• Work instructions: Could you rewrite the lines starting at the first one and ending at the line containing "bar: [529, 111, 531, 435]", replacing "bar" with "column" and leaving everything else unchanged? Return only those lines.

····················

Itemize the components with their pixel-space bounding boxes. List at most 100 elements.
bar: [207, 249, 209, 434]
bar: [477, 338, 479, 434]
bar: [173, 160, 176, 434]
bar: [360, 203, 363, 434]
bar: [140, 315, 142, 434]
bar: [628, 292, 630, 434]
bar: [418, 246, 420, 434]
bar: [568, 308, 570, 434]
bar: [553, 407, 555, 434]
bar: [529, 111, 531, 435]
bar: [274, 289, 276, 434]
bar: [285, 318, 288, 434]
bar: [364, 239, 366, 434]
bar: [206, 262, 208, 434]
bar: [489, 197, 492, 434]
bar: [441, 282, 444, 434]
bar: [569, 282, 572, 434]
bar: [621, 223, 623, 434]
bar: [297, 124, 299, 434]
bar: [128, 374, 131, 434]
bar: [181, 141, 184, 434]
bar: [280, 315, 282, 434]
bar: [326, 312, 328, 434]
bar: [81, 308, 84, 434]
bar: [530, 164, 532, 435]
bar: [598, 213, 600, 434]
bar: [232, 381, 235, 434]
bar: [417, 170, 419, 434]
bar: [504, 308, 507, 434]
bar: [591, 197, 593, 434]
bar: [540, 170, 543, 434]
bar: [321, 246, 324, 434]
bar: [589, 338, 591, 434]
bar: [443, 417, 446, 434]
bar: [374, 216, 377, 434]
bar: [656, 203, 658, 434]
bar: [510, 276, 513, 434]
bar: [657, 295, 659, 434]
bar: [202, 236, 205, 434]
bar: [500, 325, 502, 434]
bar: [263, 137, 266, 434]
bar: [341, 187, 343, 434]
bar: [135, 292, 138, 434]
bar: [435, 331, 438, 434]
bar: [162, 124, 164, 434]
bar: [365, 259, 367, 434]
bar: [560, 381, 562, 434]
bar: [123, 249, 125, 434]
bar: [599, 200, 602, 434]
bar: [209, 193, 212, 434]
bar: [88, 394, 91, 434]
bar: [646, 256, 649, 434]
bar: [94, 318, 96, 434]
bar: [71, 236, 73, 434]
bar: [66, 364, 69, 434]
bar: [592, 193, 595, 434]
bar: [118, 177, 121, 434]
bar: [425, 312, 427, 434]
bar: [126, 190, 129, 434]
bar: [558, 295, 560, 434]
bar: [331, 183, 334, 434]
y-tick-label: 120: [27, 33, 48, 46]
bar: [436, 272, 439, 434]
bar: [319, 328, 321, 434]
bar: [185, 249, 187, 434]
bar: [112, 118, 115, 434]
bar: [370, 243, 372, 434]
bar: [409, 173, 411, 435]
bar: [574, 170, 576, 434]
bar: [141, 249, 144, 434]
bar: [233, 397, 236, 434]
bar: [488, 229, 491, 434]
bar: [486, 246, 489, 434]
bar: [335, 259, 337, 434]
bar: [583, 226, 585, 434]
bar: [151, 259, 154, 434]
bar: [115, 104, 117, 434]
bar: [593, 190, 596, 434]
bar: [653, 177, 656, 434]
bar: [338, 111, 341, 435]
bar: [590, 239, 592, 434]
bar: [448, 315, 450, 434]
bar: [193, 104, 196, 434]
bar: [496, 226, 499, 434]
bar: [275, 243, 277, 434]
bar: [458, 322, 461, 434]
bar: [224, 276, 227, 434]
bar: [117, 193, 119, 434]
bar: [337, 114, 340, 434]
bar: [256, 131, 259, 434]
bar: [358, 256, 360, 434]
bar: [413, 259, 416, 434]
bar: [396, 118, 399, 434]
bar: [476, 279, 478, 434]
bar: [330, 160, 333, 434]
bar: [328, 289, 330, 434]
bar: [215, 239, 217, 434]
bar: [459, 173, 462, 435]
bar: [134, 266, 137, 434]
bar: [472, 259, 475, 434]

····················

• Final result:
Itemize the components with their pixel-space bounding boxes. List at most 100 elements.
column: [207, 249, 209, 434]
column: [477, 338, 479, 434]
column: [173, 160, 176, 434]
column: [360, 203, 363, 434]
column: [140, 315, 142, 434]
column: [628, 292, 630, 434]
column: [418, 246, 420, 434]
column: [568, 308, 570, 434]
column: [553, 407, 555, 434]
column: [529, 111, 531, 435]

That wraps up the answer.